### Task to carry out
Pick out the lines below that contain the string "Average" and copy them all.

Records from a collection

════════════════

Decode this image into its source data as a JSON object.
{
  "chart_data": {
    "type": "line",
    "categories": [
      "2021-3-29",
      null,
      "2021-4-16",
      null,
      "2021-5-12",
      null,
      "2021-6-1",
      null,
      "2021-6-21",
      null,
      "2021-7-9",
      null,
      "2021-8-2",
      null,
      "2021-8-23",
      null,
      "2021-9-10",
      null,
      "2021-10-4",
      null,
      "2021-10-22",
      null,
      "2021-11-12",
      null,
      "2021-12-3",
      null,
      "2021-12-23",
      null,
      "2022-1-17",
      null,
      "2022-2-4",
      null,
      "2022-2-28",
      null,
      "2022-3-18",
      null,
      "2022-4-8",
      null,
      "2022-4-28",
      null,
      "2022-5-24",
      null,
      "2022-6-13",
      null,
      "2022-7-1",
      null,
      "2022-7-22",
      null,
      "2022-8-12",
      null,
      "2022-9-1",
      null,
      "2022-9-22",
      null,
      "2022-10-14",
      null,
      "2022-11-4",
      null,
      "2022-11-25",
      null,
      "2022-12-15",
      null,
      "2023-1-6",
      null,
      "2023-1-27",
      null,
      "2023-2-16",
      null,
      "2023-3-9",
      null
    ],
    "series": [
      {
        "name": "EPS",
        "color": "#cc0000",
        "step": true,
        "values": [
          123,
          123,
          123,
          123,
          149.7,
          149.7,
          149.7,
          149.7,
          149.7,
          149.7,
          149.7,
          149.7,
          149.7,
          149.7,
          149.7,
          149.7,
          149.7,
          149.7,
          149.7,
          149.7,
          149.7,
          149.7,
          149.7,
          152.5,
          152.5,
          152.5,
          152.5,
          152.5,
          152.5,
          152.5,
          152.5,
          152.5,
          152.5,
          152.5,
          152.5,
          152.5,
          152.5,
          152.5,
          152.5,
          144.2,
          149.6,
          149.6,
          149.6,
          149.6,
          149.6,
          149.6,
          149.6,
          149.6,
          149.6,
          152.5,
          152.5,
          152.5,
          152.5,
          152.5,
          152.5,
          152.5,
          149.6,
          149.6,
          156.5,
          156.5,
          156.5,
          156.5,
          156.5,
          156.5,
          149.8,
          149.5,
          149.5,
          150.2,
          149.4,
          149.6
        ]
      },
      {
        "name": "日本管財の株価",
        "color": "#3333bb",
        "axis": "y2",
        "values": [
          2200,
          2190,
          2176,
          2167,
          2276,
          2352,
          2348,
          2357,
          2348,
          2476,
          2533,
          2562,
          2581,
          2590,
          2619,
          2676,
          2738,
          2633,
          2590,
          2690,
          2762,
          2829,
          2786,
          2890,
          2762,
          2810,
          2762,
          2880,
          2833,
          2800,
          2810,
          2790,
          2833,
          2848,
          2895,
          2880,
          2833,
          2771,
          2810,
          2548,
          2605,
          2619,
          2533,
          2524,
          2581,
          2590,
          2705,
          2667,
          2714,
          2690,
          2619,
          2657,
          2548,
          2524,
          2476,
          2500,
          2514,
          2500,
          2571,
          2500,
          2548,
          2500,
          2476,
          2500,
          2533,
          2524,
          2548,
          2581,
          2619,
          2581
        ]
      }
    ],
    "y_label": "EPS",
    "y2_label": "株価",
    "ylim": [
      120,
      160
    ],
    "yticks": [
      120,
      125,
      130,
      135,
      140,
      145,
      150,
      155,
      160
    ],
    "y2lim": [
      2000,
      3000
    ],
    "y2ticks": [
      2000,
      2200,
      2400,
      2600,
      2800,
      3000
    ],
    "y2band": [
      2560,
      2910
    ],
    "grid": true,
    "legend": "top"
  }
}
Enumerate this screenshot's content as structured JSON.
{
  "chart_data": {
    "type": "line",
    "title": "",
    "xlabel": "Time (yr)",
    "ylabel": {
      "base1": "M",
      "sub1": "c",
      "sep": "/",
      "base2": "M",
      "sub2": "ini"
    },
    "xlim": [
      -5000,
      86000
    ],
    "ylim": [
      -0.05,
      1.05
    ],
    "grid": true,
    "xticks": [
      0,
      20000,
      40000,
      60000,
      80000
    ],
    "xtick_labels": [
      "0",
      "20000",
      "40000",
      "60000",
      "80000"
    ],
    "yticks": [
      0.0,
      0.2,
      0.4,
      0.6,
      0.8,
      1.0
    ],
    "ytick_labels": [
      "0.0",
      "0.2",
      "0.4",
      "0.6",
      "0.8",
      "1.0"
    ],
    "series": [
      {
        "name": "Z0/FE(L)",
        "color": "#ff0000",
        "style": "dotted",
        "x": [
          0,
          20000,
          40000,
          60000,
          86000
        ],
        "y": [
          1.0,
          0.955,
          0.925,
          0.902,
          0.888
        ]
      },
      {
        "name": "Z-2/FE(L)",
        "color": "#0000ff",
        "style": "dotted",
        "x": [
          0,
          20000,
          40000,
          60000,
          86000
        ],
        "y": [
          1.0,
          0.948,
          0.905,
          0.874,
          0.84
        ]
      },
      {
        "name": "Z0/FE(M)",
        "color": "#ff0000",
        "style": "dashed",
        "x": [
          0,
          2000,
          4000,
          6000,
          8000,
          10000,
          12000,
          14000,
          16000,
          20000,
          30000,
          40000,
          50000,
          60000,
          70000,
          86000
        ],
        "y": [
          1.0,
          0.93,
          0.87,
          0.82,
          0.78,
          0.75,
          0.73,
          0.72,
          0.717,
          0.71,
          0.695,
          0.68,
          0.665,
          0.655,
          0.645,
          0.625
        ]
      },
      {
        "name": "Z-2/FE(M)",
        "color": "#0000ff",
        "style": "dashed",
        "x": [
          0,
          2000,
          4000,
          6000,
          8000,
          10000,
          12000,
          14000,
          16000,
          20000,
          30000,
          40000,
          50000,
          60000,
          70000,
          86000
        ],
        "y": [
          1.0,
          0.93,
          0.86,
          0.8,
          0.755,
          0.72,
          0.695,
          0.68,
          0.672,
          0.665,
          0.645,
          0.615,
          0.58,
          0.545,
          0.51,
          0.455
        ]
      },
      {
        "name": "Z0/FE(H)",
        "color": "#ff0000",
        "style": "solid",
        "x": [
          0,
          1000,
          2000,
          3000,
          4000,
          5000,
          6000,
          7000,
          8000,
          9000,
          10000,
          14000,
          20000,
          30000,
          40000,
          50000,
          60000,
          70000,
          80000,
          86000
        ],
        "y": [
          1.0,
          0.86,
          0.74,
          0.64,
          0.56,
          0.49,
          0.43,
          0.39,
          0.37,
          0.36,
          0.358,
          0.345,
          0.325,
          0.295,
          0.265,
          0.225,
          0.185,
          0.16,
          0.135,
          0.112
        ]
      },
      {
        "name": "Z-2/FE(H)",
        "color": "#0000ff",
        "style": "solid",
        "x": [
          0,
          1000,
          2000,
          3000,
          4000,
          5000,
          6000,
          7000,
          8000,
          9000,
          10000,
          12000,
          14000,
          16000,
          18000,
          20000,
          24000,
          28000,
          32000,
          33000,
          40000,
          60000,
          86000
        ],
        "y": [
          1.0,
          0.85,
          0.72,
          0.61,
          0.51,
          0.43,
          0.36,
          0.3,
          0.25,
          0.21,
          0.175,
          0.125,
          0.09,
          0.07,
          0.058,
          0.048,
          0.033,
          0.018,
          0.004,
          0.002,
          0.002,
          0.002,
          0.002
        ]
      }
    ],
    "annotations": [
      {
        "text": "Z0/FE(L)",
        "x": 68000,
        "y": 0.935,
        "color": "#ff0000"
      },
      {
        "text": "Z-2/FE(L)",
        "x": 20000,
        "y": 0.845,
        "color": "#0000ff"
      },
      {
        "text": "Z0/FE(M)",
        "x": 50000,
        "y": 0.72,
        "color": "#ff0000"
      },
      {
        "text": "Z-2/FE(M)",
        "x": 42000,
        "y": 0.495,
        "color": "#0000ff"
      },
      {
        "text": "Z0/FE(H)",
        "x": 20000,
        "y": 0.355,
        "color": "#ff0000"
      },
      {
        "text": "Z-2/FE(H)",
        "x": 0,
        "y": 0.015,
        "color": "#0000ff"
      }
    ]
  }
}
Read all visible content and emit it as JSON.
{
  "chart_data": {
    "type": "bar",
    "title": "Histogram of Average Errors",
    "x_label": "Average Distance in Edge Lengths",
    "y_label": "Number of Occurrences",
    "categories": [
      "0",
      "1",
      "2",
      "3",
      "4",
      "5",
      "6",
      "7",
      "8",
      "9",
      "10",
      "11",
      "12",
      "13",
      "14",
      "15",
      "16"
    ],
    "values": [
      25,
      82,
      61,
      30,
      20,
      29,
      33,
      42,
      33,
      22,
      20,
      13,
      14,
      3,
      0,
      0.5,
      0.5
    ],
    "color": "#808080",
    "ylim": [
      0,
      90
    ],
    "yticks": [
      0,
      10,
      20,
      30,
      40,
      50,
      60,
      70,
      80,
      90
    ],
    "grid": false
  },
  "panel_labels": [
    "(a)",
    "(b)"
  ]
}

════════════════

### Full answer
    "title": "Histogram of Average Errors",
    "x_label": "Average Distance in Edge Lengths",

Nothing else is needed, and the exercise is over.